#### DOCUMENT EXTRACT
════════════════════

Safe Salads -- February 2007
At no other time has the topic of safety in salads generated more concern among consumers. According to MSNBC, the E. coli outbreak in spinach may cost the industry $100 million. Besides the considerable short-term costs, the long-term expenses of the outbreak are projected to be more significant than usual food safety incidents. However, there is another danger possible in deli salads that could produce a threat to consumers and the market for prepared salads: Listeria monocytogenes.
Key ingredients used in protecting food products are natural acids and their sodium/potassium derivatives (salts). Some of the most widely used of these in deli salads are lactic, acetic, sorbic and propionic acids. In order to help food developers make their best selection, PURAC has developed antimicrobial systems to enable the best balance of safety, flavor and pH control. PURAC® Fresh is a specialty ingredient blend that uses the advantages of lactic acid. Some characteristics include label-friendly ingredients, being effective over a broad pH range, providing optimum flavor enhancement, being affordable and efficient, and featuring supporting data for refrigerated and higher temperatures.
Besides having different antimicrobial properties, the various acids have significantly different flavor profiles. Lactic acid is mild and has a lingering taste. Malic acid is mild, and its flavor profile is less immediate. Citric and tartaric acids have sharp tastes. Acetic acid has a strong vinegar flavor. PURAC Fresh has a lower acid intensity in its flavor profile and a long-lasting effect.

════════════════════

#### DATA SECTION
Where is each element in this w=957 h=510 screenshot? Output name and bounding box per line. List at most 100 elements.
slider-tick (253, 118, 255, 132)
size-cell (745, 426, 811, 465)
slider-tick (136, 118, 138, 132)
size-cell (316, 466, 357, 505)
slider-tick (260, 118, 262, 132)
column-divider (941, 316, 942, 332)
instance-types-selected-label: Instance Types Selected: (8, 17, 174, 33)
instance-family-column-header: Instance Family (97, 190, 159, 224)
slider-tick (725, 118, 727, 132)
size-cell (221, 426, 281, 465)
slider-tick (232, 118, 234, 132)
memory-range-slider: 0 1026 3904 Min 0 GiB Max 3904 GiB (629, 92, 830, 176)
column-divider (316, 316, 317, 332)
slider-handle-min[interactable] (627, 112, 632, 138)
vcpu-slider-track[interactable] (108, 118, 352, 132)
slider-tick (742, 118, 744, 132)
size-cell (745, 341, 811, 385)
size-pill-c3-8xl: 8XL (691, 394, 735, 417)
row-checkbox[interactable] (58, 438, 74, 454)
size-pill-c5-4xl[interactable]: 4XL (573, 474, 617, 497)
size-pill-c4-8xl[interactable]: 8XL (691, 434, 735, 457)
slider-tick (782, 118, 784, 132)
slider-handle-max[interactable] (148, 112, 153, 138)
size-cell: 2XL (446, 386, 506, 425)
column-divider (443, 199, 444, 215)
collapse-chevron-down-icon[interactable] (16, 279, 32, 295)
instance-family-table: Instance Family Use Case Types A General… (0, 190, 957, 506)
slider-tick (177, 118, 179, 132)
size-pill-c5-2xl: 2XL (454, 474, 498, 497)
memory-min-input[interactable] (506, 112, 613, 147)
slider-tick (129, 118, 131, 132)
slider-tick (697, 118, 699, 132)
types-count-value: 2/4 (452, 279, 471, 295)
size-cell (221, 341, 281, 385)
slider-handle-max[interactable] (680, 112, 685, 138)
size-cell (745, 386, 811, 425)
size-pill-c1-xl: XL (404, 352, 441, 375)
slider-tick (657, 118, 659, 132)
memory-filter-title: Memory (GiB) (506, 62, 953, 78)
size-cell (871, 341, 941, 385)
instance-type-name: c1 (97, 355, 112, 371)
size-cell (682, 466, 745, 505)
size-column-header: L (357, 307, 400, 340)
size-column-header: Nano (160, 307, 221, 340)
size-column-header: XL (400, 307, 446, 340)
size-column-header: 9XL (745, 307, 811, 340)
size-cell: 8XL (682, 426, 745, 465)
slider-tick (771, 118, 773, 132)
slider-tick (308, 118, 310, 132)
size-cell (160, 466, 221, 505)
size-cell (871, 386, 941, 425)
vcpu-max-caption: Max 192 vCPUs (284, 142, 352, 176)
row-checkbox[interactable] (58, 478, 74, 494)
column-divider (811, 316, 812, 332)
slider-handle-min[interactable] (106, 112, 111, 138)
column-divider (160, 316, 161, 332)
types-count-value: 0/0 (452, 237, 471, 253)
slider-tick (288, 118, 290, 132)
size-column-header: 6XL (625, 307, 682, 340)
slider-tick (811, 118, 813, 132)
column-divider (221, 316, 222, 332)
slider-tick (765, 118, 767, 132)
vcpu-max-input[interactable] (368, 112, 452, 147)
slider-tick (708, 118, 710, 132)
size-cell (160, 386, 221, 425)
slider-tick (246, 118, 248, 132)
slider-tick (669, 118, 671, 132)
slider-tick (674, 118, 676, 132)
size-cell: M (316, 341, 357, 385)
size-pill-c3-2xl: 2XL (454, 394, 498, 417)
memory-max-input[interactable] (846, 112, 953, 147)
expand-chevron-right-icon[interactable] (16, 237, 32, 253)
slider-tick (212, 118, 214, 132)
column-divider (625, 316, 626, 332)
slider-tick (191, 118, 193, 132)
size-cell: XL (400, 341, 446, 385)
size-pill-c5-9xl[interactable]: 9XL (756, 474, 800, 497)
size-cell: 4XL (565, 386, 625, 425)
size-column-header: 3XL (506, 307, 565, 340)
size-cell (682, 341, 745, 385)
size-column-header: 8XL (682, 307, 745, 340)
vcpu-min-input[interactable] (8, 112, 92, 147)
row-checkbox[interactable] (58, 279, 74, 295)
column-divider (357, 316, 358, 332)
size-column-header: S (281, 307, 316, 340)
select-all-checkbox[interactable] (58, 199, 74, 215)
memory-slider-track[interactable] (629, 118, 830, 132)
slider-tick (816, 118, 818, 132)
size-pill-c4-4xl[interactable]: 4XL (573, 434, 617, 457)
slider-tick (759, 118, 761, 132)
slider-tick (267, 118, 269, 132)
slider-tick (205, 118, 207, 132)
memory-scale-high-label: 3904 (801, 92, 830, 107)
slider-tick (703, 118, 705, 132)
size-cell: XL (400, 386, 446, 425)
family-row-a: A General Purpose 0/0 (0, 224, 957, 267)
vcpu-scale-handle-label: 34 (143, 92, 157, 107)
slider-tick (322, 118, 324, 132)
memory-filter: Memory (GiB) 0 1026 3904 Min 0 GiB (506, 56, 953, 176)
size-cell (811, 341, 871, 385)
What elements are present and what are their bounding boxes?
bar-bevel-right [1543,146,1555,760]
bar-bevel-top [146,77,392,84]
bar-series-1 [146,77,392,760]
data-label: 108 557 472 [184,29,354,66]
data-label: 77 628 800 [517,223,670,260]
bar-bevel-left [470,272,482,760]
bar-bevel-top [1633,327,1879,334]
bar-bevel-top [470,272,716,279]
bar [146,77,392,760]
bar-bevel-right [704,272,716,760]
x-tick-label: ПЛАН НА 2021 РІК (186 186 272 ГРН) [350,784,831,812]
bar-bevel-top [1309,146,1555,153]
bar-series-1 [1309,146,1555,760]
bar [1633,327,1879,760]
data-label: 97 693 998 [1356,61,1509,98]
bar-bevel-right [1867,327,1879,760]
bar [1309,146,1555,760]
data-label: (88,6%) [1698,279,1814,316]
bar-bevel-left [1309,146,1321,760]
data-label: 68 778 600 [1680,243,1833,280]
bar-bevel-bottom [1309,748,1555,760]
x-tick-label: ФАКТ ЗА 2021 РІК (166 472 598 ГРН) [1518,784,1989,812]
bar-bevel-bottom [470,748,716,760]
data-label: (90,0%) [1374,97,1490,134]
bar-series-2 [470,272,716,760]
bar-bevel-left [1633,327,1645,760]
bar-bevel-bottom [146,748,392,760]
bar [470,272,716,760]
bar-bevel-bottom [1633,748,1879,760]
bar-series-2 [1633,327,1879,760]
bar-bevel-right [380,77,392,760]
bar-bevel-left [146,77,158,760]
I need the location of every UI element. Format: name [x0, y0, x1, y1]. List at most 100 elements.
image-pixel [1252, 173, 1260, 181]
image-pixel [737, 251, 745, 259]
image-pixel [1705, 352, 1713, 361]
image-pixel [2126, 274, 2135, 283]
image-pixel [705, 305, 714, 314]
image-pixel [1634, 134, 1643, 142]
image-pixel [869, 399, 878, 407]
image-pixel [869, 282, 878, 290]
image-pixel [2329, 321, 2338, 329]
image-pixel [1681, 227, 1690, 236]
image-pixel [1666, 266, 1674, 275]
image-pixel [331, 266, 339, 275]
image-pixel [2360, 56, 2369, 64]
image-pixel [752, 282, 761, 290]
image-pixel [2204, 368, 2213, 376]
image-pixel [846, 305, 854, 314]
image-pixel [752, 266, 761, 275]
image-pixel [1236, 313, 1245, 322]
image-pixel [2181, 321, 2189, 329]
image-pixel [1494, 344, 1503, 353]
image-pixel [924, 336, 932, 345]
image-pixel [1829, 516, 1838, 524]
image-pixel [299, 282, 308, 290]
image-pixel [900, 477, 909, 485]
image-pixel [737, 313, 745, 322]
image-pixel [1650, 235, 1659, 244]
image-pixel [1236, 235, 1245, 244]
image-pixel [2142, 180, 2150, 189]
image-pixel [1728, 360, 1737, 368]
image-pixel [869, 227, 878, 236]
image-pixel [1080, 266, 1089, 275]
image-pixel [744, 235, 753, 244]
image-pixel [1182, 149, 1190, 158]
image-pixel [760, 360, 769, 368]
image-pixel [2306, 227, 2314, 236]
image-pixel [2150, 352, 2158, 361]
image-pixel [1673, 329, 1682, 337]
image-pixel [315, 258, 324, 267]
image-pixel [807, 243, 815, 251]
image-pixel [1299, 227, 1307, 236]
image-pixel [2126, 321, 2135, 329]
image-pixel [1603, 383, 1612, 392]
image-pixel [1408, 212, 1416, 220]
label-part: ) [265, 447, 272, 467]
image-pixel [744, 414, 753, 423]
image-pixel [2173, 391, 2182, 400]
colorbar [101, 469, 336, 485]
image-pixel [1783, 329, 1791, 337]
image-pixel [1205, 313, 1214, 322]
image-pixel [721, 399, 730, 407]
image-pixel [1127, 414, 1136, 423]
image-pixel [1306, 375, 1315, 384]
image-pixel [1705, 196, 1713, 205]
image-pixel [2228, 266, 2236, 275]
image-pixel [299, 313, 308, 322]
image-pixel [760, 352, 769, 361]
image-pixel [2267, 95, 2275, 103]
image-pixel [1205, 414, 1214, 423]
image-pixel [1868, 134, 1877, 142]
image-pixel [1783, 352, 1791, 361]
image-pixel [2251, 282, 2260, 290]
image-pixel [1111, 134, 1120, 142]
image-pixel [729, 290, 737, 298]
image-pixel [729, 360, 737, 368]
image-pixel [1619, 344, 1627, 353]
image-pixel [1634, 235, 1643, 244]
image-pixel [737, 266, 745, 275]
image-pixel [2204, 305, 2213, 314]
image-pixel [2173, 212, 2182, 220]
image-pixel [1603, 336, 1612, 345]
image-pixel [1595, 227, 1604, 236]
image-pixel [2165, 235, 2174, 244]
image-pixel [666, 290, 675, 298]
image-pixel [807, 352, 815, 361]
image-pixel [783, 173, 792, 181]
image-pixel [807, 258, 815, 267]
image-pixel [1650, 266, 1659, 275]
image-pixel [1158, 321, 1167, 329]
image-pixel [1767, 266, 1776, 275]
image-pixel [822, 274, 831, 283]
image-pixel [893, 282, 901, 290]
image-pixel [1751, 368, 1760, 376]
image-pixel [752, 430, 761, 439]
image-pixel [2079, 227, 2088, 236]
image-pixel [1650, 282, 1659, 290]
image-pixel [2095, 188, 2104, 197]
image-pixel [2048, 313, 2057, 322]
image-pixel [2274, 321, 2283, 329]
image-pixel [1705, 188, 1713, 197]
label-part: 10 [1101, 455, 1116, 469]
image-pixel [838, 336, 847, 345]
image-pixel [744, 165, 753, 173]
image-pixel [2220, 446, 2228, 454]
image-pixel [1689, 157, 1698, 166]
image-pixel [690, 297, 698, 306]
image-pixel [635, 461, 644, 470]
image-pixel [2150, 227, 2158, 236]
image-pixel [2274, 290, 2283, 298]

════════════════════

#### WHAT YOU NEED TO DO
1. In the salad safety article, what does MSNBC say the E. coli outbreak in spinach may cost the industry?
2. Return the stretch of the salad safety article from "Key ingredients used" through "and higher temperatures.".
3. Resume the salad safety article after its final sentence.
You won't need the records for any of this.

#### ANSWERS PER TASK
1. $100 million.

2.
Key ingredients used in protecting food products are natural acids and their sodium/potassium derivatives (salts). Some of the most widely used of these in deli salads are lactic, acetic, sorbic and propionic acids. In order to help food developers make their best selection, PURAC has developed antimicrobial systems to enable the best balance of safety, flavor and pH control. PURAC® Fresh is a specialty ingredient blend that uses the advantages of lactic acid. Some characteristics include label-friendly ingredients, being effective over a broad pH range, providing optimum flavor enhancement, being affordable and efficient, and featuring supporting data for refrigerated and higher temperatures.

3.
PURAC Fresh also was researched for its effect in different salads, including chicken and potato, in a commercial laboratory using a commercial salad kit. Each of the salads was inoculated with a three-strain cocktail of Listeria. The trials were conducted at two separate temperatures: 40°F and 50°F, which represent the typical refrigeration and abuse temperatures over the shelflife of the products. The results were significant inhibition of the organisms tested. In another study, PURAC Fresh was shown to hamper common spoilage organisms, such as Lactobacillus and yeast.
On June 6, 2003, the USDA passed an interim final rule that allowed for three alternatives for ready-to-eat meat and poultry products. Each alternative subjects the company to different levels of sampling. Alternative 1 is a post-lethality treatment in order to reduce or eliminate microorganisms on a product. Alternative 2 allows for the use of an antimicrobial agent or process that can limit or suppress growth of L. monocytogenes. This alternative requires the least amount of testing and oversight by the USDA, and PURAC Fresh fits within this solution. Alternative 3 involves the use of sanitation measures alone and is subject to the most oversight.
PURAC Fresh is more label-friendly than the products of leading competitors, has a greater potential to remove preservatives and has the lowest cost-to-use profile. Currently, it is being used in all-natural products.